**Goal**: Copy out each line exactly as it appears.

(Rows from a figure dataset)
>> Begin

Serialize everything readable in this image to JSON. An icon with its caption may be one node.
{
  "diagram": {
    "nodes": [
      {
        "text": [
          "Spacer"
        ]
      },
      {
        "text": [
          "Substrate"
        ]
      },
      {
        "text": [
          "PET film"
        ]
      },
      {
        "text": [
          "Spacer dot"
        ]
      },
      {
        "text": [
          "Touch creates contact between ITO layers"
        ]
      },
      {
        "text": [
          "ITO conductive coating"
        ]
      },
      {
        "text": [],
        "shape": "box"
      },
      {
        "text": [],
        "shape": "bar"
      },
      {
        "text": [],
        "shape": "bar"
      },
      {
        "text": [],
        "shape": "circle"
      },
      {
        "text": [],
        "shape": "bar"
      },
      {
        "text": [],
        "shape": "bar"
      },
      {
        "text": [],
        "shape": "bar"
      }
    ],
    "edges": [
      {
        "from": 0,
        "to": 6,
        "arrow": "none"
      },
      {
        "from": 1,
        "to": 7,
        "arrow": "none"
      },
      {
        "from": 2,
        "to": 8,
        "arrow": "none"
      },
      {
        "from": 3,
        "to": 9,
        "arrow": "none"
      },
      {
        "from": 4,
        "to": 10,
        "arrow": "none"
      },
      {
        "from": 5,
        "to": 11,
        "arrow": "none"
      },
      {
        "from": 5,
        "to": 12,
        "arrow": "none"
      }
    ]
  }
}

>> End

**Task result**:
Serialize everything readable in this image to JSON. An icon with its caption may be one node.
{
  "diagram": {
    "nodes": [
      {
        "text": [
          "Spacer"
        ]
      },
      {
        "text": [
          "Substrate"
        ]
      },
      {
        "text": [
          "PET film"
        ]
      },
      {
        "text": [
          "Spacer dot"
        ]
      },
      {
        "text": [
          "Touch creates contact between ITO layers"
        ]
      },
      {
        "text": [
          "ITO conductive coating"
        ]
      },
      {
        "text": [],
        "shape": "box"
      },
      {
        "text": [],
        "shape": "bar"
      },
      {
        "text": [],
        "shape": "bar"
      },
      {
        "text": [],
        "shape": "circle"
      },
      {
        "text": [],
        "shape": "bar"
      },
      {
        "text": [],
        "shape": "bar"
      },
      {
        "text": [],
        "shape": "bar"
      }
    ],
    "edges": [
      {
        "from": 0,
        "to": 6,
        "arrow": "none"
      },
      {
        "from": 1,
        "to": 7,
        "arrow": "none"
      },
      {
        "from": 2,
        "to": 8,
        "arrow": "none"
      },
      {
        "from": 3,
        "to": 9,
        "arrow": "none"
      },
      {
        "from": 4,
        "to": 10,
        "arrow": "none"
      },
      {
        "from": 5,
        "to": 11,
        "arrow": "none"
      },
      {
        "from": 5,
        "to": 12,
        "arrow": "none"
      }
    ]
  }
}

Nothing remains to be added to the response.